Given exercise :: Reproduce every record below exactly as written, leaving out any pictures.

-- Supplied material start --

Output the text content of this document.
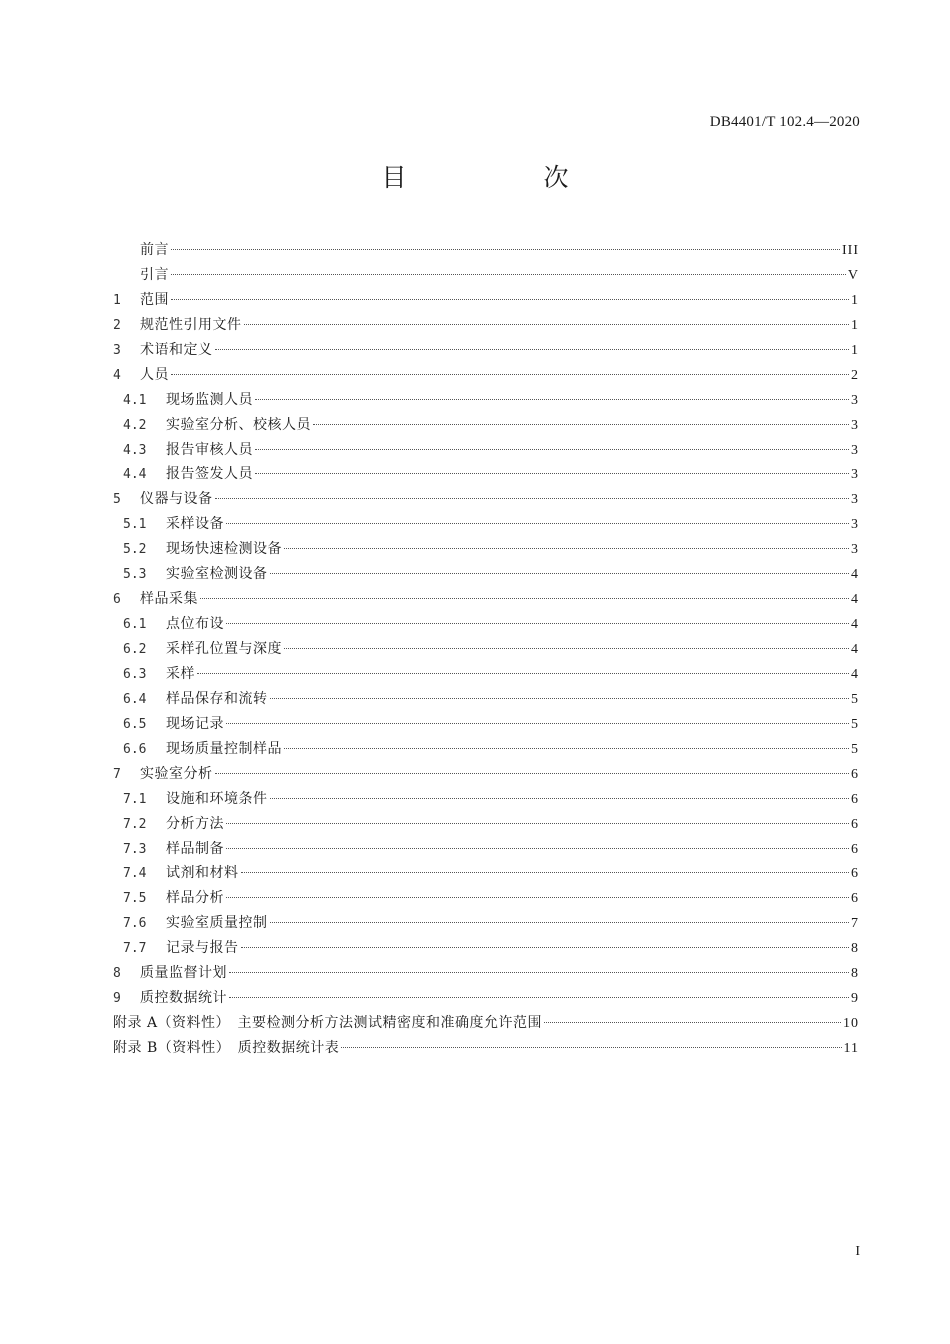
DB4401/T 102.4—2020
目　次
前言	III
引言	V
1	范围	1
2	规范性引用文件	1
3	术语和定义	1
4	人员	2
4.1	现场监测人员	3
4.2	实验室分析、校核人员	3
4.3	报告审核人员	3
4.4	报告签发人员	3
5	仪器与设备	3
5.1	采样设备	3
5.2	现场快速检测设备	3
5.3	实验室检测设备	4
6	样品采集	4
6.1	点位布设	4
6.2	采样孔位置与深度	4
6.3	采样	4
6.4	样品保存和流转	5
6.5	现场记录	5
6.6	现场质量控制样品	5
7	实验室分析	6
7.1	设施和环境条件	6
7.2	分析方法	6
7.3	样品制备	6
7.4	试剂和材料	6
7.5	样品分析	6
7.6	实验室质量控制	7
7.7	记录与报告	8
8	质量监督计划	8
9	质控数据统计	9
附录 A（资料性）　主要检测分析方法测试精密度和准确度允许范围	10
附录 B（资料性）　质控数据统计表	11
I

-- Supplied material end --

Written answer ::
Output the text content of this document.
DB4401/T 102.4—2020
目　次
前言	III
引言	V
1	范围	1
2	规范性引用文件	1
3	术语和定义	1
4	人员	2
4.1	现场监测人员	3
4.2	实验室分析、校核人员	3
4.3	报告审核人员	3
4.4	报告签发人员	3
5	仪器与设备	3
5.1	采样设备	3
5.2	现场快速检测设备	3
5.3	实验室检测设备	4
6	样品采集	4
6.1	点位布设	4
6.2	采样孔位置与深度	4
6.3	采样	4
6.4	样品保存和流转	5
6.5	现场记录	5
6.6	现场质量控制样品	5
7	实验室分析	6
7.1	设施和环境条件	6
7.2	分析方法	6
7.3	样品制备	6
7.4	试剂和材料	6
7.5	样品分析	6
7.6	实验室质量控制	7
7.7	记录与报告	8
8	质量监督计划	8
9	质控数据统计	9
附录 A（资料性）　主要检测分析方法测试精密度和准确度允许范围	10
附录 B（资料性）　质控数据统计表	11
I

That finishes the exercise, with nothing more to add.